== Required task ==
What is the number of lines in the entries below that include the word "label"? Provide the number only.

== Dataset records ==
>> begin
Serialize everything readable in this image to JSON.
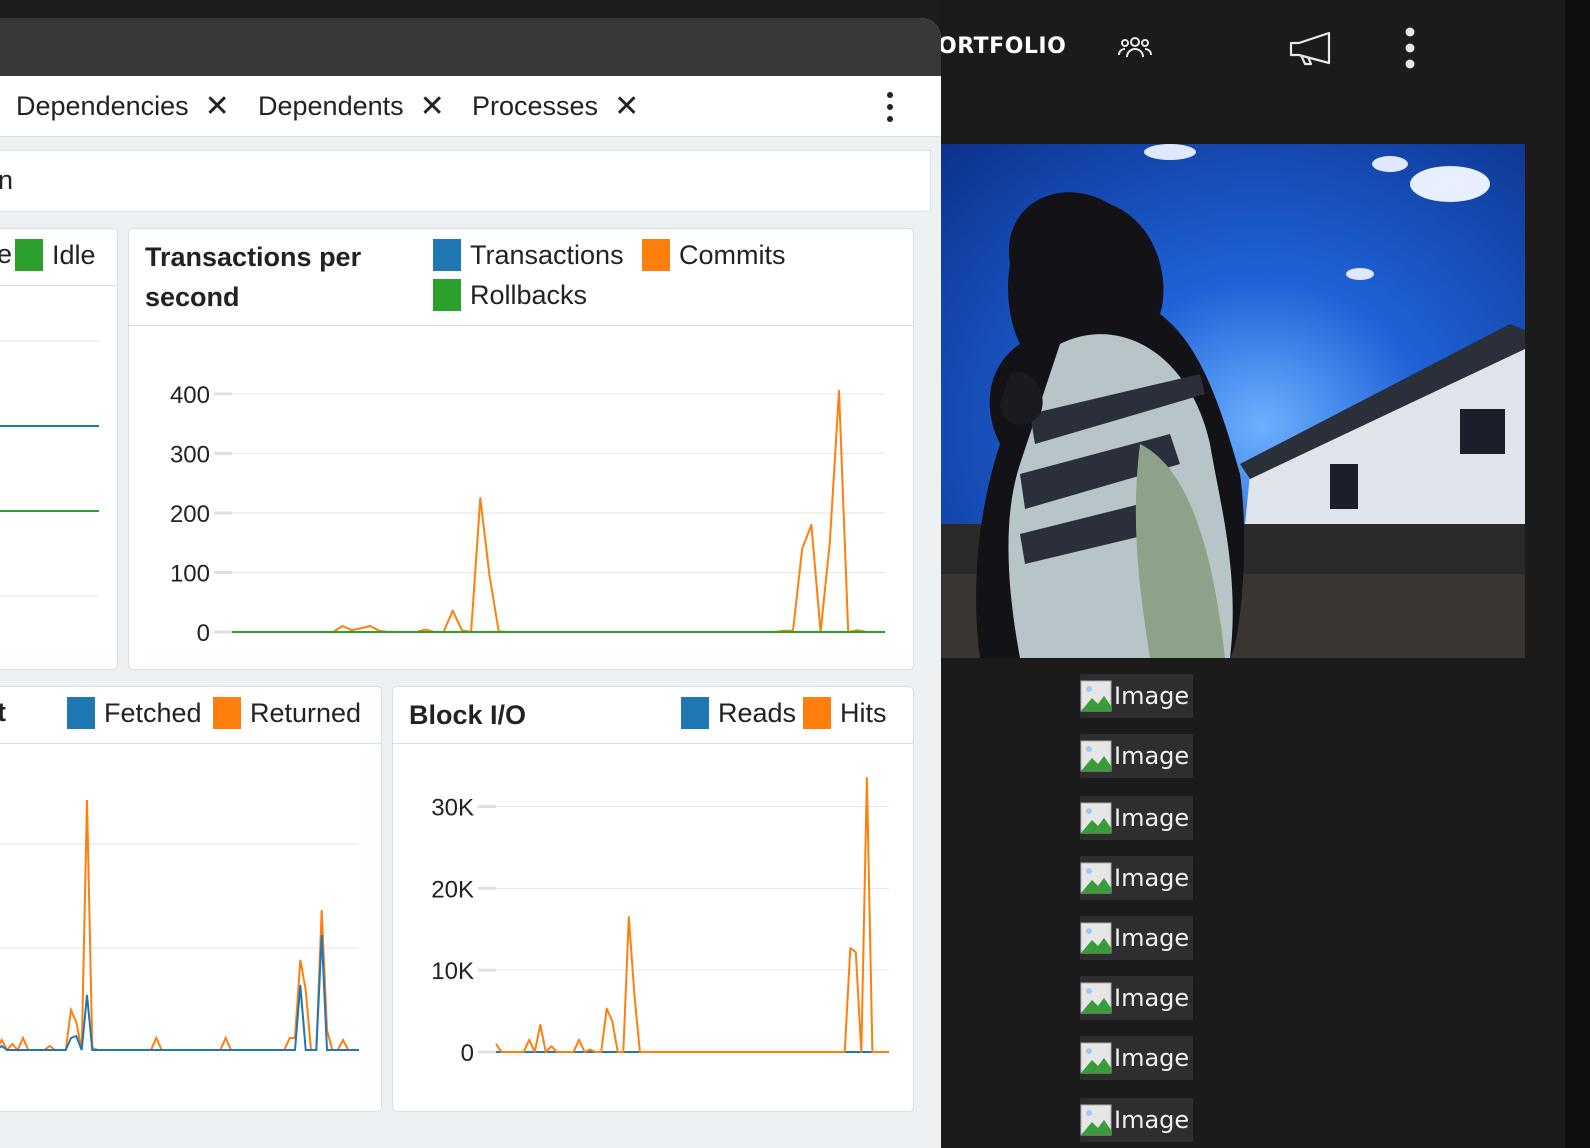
{
  "window": {
    "tabs": [
      {
        "label": "Dependencies",
        "close": "✕"
      },
      {
        "label": "Dependents",
        "close": "✕"
      },
      {
        "label": "Processes",
        "close": "✕"
      }
    ],
    "toolbar_fragment": "n"
  },
  "panels": {
    "sessions": {
      "legend_fragment": "e",
      "legend": [
        {
          "name": "Idle",
          "color": "#2ca02c"
        }
      ]
    },
    "tps": {
      "title": "Transactions per second",
      "legend": [
        {
          "name": "Transactions",
          "color": "#1f77b4"
        },
        {
          "name": "Commits",
          "color": "#ff7f0e"
        },
        {
          "name": "Rollbacks",
          "color": "#2ca02c"
        }
      ]
    },
    "tuples_out": {
      "title_fragment": "t",
      "legend": [
        {
          "name": "Fetched",
          "color": "#1f77b4"
        },
        {
          "name": "Returned",
          "color": "#ff7f0e"
        }
      ]
    },
    "block_io": {
      "title": "Block I/O",
      "legend": [
        {
          "name": "Reads",
          "color": "#1f77b4"
        },
        {
          "name": "Hits",
          "color": "#ff7f0e"
        }
      ]
    }
  },
  "chart_data": [
    {
      "type": "line",
      "title": "",
      "series": [
        {
          "name": "Idle",
          "values": [
            null
          ]
        }
      ],
      "grid": true
    },
    {
      "type": "line",
      "title": "Transactions per second",
      "ylim": [
        0,
        420
      ],
      "yticks": [
        "400",
        "300",
        "200",
        "100",
        "0"
      ],
      "ytick_values": [
        400,
        300,
        200,
        100,
        0
      ],
      "series": [
        {
          "name": "Transactions",
          "values": [
            0,
            0,
            0,
            0,
            0,
            0,
            0,
            0,
            0,
            0,
            0,
            0,
            0,
            0,
            0,
            0,
            0,
            0,
            0,
            0,
            0,
            0,
            0,
            0,
            0,
            0,
            0,
            0,
            0,
            0,
            0,
            0,
            0,
            0,
            0,
            0,
            0,
            0,
            0,
            0,
            0,
            0,
            0,
            0,
            0,
            0,
            0,
            0,
            0,
            0,
            0,
            0,
            0,
            0,
            0,
            0,
            0,
            0,
            0,
            0,
            0,
            0,
            0,
            0,
            0,
            0
          ]
        },
        {
          "name": "Commits",
          "values": [
            0,
            0,
            0,
            0,
            0,
            0,
            0,
            0,
            0,
            0,
            0,
            0,
            10,
            3,
            6,
            10,
            2,
            0,
            0,
            0,
            0,
            4,
            0,
            0,
            36,
            3,
            0,
            225,
            95,
            1,
            0,
            0,
            0,
            0,
            0,
            0,
            0,
            0,
            0,
            0,
            0,
            0,
            0,
            0,
            0,
            0,
            0,
            0,
            0,
            0,
            0,
            0,
            0,
            0,
            0,
            0,
            0,
            0,
            0,
            0,
            2,
            2,
            140,
            180,
            0,
            150,
            405,
            0,
            3,
            0,
            0,
            0
          ]
        },
        {
          "name": "Rollbacks",
          "values": [
            0,
            0,
            0,
            0,
            0,
            0,
            0,
            0,
            0,
            0,
            0,
            0,
            0,
            0,
            0,
            0,
            0,
            0,
            0,
            0,
            0,
            0,
            0,
            0,
            0,
            0,
            0,
            0,
            0,
            0,
            0,
            0,
            0,
            0,
            0,
            0,
            0,
            0,
            0,
            0,
            0,
            0,
            0,
            0,
            0,
            0,
            0,
            0,
            0,
            0,
            0,
            0,
            0,
            0,
            0,
            0,
            0,
            0,
            0,
            0,
            0,
            0,
            0,
            0,
            0,
            0
          ]
        }
      ],
      "grid": true
    },
    {
      "type": "line",
      "title": "",
      "series": [
        {
          "name": "Fetched",
          "values": [
            0,
            2,
            0,
            1,
            0,
            0,
            0,
            0,
            0,
            1,
            0,
            0,
            0,
            0,
            0,
            0,
            0,
            0,
            0,
            0,
            0,
            0,
            0,
            0,
            0,
            0,
            0,
            0,
            0,
            0,
            0,
            0,
            0,
            0,
            0,
            0,
            0,
            0,
            0,
            0,
            0,
            0,
            0,
            0,
            0,
            0,
            0,
            0,
            0,
            0,
            0,
            0,
            0,
            0,
            0,
            0,
            0,
            0,
            0,
            0,
            0,
            0,
            0,
            0,
            0
          ]
        },
        {
          "name": "Returned",
          "values": [
            0,
            3,
            0,
            3,
            0,
            0,
            0,
            0,
            0,
            3,
            0,
            0,
            0,
            0,
            0,
            0,
            0,
            0,
            0,
            0,
            0,
            0,
            0,
            0,
            0,
            0,
            0,
            0,
            0,
            0,
            0,
            0,
            0,
            0,
            0,
            0,
            0,
            0,
            0,
            0,
            0,
            0,
            0,
            0,
            0,
            0,
            0,
            0,
            0,
            0,
            0,
            0,
            0,
            0,
            0,
            0,
            0,
            0,
            0,
            0,
            0,
            0,
            0,
            0,
            0
          ]
        }
      ],
      "grid": true
    },
    {
      "type": "line",
      "title": "Block I/O",
      "ylim": [
        0,
        33000
      ],
      "yticks": [
        "30K",
        "20K",
        "10K",
        "0"
      ],
      "ytick_values": [
        30000,
        20000,
        10000,
        0
      ],
      "series": [
        {
          "name": "Reads",
          "values": [
            0,
            0,
            0,
            0,
            0,
            0,
            0,
            0,
            0,
            0,
            0,
            0,
            0,
            0,
            0,
            0,
            0,
            0,
            0,
            0,
            0,
            0,
            0,
            0,
            0,
            0,
            0,
            0,
            0,
            0,
            0,
            0,
            0,
            0,
            0,
            0,
            0,
            0,
            0,
            0,
            0,
            0,
            0,
            0,
            0,
            0,
            0,
            0,
            0,
            0,
            0,
            0,
            0,
            0,
            0,
            0,
            0,
            0,
            0,
            0,
            0,
            0,
            0,
            0,
            0,
            0
          ]
        },
        {
          "name": "Hits",
          "values": [
            1000,
            0,
            0,
            0,
            0,
            0,
            1500,
            0,
            3300,
            0,
            700,
            0,
            0,
            0,
            0,
            1500,
            0,
            300,
            0,
            0,
            5300,
            3800,
            0,
            0,
            16500,
            7000,
            0,
            0,
            0,
            0,
            0,
            0,
            0,
            0,
            0,
            0,
            0,
            0,
            0,
            0,
            0,
            0,
            0,
            0,
            0,
            0,
            0,
            0,
            0,
            0,
            0,
            0,
            0,
            0,
            0,
            0,
            0,
            0,
            0,
            0,
            0,
            0,
            0,
            0,
            12700,
            12200,
            0,
            33500,
            0,
            0,
            0,
            0
          ]
        }
      ],
      "grid": true
    }
  ],
  "site": {
    "brand": "ORTFOLIO",
    "icons": [
      "group-icon",
      "megaphone-icon",
      "more-vertical-icon"
    ],
    "image_items": [
      "Image",
      "Image",
      "Image",
      "Image",
      "Image",
      "Image",
      "Image",
      "Image"
    ]
  }
}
>> end
== Written response ==
3